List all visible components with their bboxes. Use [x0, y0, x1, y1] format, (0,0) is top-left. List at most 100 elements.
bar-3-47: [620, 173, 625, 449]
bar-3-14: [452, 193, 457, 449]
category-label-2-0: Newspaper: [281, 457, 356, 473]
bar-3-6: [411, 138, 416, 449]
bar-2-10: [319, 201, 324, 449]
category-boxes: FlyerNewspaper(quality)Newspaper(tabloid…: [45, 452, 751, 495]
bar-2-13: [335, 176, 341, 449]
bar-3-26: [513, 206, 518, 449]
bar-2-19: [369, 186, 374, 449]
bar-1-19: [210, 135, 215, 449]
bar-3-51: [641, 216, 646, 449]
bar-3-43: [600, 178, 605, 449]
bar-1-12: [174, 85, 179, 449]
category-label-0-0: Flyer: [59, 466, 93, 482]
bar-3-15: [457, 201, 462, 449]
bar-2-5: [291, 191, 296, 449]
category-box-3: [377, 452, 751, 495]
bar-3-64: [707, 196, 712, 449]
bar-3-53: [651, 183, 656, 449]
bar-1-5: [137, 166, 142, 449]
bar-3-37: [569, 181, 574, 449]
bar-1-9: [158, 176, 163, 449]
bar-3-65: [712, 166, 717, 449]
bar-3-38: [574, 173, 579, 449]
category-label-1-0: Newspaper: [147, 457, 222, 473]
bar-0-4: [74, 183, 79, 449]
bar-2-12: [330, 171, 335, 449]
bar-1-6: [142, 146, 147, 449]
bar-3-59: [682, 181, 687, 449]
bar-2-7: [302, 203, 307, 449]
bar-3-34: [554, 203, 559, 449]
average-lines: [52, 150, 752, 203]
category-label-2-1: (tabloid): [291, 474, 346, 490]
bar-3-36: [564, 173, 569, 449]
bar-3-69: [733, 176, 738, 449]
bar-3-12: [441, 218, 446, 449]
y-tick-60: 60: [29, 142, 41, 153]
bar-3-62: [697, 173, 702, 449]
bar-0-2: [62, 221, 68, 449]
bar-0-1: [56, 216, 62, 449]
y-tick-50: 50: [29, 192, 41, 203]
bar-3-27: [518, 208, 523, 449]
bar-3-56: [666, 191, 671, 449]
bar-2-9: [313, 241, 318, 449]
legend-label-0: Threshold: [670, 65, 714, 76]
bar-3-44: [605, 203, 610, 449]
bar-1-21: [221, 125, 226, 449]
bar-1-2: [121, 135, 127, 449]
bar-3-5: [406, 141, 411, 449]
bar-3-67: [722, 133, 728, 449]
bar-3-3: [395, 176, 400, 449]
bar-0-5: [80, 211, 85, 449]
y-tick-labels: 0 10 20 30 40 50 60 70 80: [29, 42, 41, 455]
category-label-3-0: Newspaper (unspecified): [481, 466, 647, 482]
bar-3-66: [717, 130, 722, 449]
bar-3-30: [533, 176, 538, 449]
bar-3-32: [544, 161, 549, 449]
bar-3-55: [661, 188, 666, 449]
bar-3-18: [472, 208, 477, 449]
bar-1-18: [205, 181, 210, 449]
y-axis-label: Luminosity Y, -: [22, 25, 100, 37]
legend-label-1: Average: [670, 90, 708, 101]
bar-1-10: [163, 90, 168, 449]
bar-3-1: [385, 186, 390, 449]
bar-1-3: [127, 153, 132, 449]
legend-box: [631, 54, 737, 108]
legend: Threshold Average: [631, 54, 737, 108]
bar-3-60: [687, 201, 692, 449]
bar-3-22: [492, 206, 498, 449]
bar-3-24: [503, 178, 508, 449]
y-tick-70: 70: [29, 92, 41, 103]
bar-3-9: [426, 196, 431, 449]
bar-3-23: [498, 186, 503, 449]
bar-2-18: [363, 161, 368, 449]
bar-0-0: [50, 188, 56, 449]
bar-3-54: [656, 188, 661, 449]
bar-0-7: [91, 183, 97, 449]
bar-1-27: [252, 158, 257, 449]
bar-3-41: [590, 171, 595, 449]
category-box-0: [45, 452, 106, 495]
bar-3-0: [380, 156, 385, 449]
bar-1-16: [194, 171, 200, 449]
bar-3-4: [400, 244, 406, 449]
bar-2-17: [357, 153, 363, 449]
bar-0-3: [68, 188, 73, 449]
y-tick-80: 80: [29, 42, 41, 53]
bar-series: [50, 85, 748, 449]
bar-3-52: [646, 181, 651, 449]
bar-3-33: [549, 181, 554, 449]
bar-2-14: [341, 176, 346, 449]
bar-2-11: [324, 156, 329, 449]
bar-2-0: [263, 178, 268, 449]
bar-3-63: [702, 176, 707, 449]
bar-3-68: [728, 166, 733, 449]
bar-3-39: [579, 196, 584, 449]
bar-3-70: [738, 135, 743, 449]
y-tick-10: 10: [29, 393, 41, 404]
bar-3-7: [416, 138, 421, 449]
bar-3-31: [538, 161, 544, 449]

====================

*Exercise task*. Turn the listing above into a Markdown table with two columns, "No." for the row number and "Entry" for the line, leaving out any blank lines.

*Correct answer*.
| No. | Entry |
|---|---|
| 1 | List all visible components with their bboxes. Use [x0, y0, x1, y1] format, (0,0) is top-left. List at most 100 elements. |
| 2 | bar-3-47: [620, 173, 625, 449] |
| 3 | bar-3-14: [452, 193, 457, 449] |
| 4 | category-label-2-0: Newspaper: [281, 457, 356, 473] |
| 5 | bar-3-6: [411, 138, 416, 449] |
| 6 | bar-2-10: [319, 201, 324, 449] |
| 7 | category-boxes: FlyerNewspaper(quality)Newspaper(tabloid…: [45, 452, 751, 495] |
| 8 | bar-2-13: [335, 176, 341, 449] |
| 9 | bar-3-26: [513, 206, 518, 449] |
| 10 | bar-2-19: [369, 186, 374, 449] |
| 11 | bar-1-19: [210, 135, 215, 449] |
| 12 | bar-3-51: [641, 216, 646, 449] |
| 13 | bar-3-43: [600, 178, 605, 449] |
| 14 | bar-1-12: [174, 85, 179, 449] |
| 15 | category-label-0-0: Flyer: [59, 466, 93, 482] |
| 16 | bar-3-15: [457, 201, 462, 449] |
| 17 | bar-2-5: [291, 191, 296, 449] |
| 18 | category-box-3: [377, 452, 751, 495] |
| 19 | bar-3-64: [707, 196, 712, 449] |
| 20 | bar-3-53: [651, 183, 656, 449] |
| 21 | bar-1-5: [137, 166, 142, 449] |
| 22 | bar-3-37: [569, 181, 574, 449] |
| 23 | bar-1-9: [158, 176, 163, 449] |
| 24 | bar-3-65: [712, 166, 717, 449] |
| 25 | bar-3-38: [574, 173, 579, 449] |
| 26 | category-label-1-0: Newspaper: [147, 457, 222, 473] |
| 27 | bar-0-4: [74, 183, 79, 449] |
| 28 | bar-2-12: [330, 171, 335, 449] |
| 29 | bar-1-6: [142, 146, 147, 449] |
| 30 | bar-3-59: [682, 181, 687, 449] |
| 31 | bar-2-7: [302, 203, 307, 449] |
| 32 | bar-3-34: [554, 203, 559, 449] |
| 33 | average-lines: [52, 150, 752, 203] |
| 34 | category-label-2-1: (tabloid): [291, 474, 346, 490] |
| 35 | bar-3-36: [564, 173, 569, 449] |
| 36 | bar-3-69: [733, 176, 738, 449] |
| 37 | bar-3-12: [441, 218, 446, 449] |
| 38 | y-tick-60: 60: [29, 142, 41, 153] |
| 39 | bar-3-62: [697, 173, 702, 449] |
| 40 | bar-0-2: [62, 221, 68, 449] |
| 41 | bar-0-1: [56, 216, 62, 449] |
| 42 | y-tick-50: 50: [29, 192, 41, 203] |
| 43 | bar-3-27: [518, 208, 523, 449] |
| 44 | bar-3-56: [666, 191, 671, 449] |
| 45 | bar-2-9: [313, 241, 318, 449] |
| 46 | legend-label-0: Threshold: [670, 65, 714, 76] |
| 47 | bar-3-44: [605, 203, 610, 449] |
| 48 | bar-1-21: [221, 125, 226, 449] |
| 49 | bar-1-2: [121, 135, 127, 449] |
| 50 | bar-3-5: [406, 141, 411, 449] |
| 51 | bar-3-67: [722, 133, 728, 449] |
| 52 | bar-3-3: [395, 176, 400, 449] |
| 53 | bar-0-5: [80, 211, 85, 449] |
| 54 | y-tick-labels: 0 10 20 30 40 50 60 70 80: [29, 42, 41, 455] |
| 55 | category-label-3-0: Newspaper (unspecified): [481, 466, 647, 482] |
| 56 | bar-3-66: [717, 130, 722, 449] |
| 57 | bar-3-30: [533, 176, 538, 449] |
| 58 | bar-3-32: [544, 161, 549, 449] |
| 59 | bar-3-55: [661, 188, 666, 449] |
| 60 | bar-3-18: [472, 208, 477, 449] |
| 61 | bar-1-18: [205, 181, 210, 449] |
| 62 | y-axis-label: Luminosity Y, -: [22, 25, 100, 37] |
| 63 | legend-label-1: Average: [670, 90, 708, 101] |
| 64 | bar-1-10: [163, 90, 168, 449] |
| 65 | bar-3-1: [385, 186, 390, 449] |
| 66 | bar-1-3: [127, 153, 132, 449] |
| 67 | legend-box: [631, 54, 737, 108] |
| 68 | legend: Threshold Average: [631, 54, 737, 108] |
| 69 | bar-3-60: [687, 201, 692, 449] |
| 70 | bar-3-22: [492, 206, 498, 449] |
| 71 | bar-3-24: [503, 178, 508, 449] |
| 72 | y-tick-70: 70: [29, 92, 41, 103] |
| 73 | bar-3-9: [426, 196, 431, 449] |
| 74 | bar-3-23: [498, 186, 503, 449] |
| 75 | bar-2-18: [363, 161, 368, 449] |
| 76 | bar-0-0: [50, 188, 56, 449] |
| 77 | bar-3-54: [656, 188, 661, 449] |
| 78 | bar-0-7: [91, 183, 97, 449] |
| 79 | bar-1-27: [252, 158, 257, 449] |
| 80 | bar-3-41: [590, 171, 595, 449] |
| 81 | category-box-0: [45, 452, 106, 495] |
| 82 | bar-3-0: [380, 156, 385, 449] |
| 83 | bar-1-16: [194, 171, 200, 449] |
| 84 | bar-3-4: [400, 244, 406, 449] |
| 85 | bar-2-17: [357, 153, 363, 449] |
| 86 | bar-0-3: [68, 188, 73, 449] |
| 87 | y-tick-80: 80: [29, 42, 41, 53] |
| 88 | bar-series: [50, 85, 748, 449] |
| 89 | bar-3-52: [646, 181, 651, 449] |
| 90 | bar-3-33: [549, 181, 554, 449] |
| 91 | bar-2-14: [341, 176, 346, 449] |
| 92 | bar-2-11: [324, 156, 329, 449] |
| 93 | bar-2-0: [263, 178, 268, 449] |
| 94 | bar-3-63: [702, 176, 707, 449] |
| 95 | bar-3-68: [728, 166, 733, 449] |
| 96 | bar-3-39: [579, 196, 584, 449] |
| 97 | bar-3-70: [738, 135, 743, 449] |
| 98 | y-tick-10: 10: [29, 393, 41, 404] |
| 99 | bar-3-7: [416, 138, 421, 449] |
| 100 | bar-3-31: [538, 161, 544, 449] |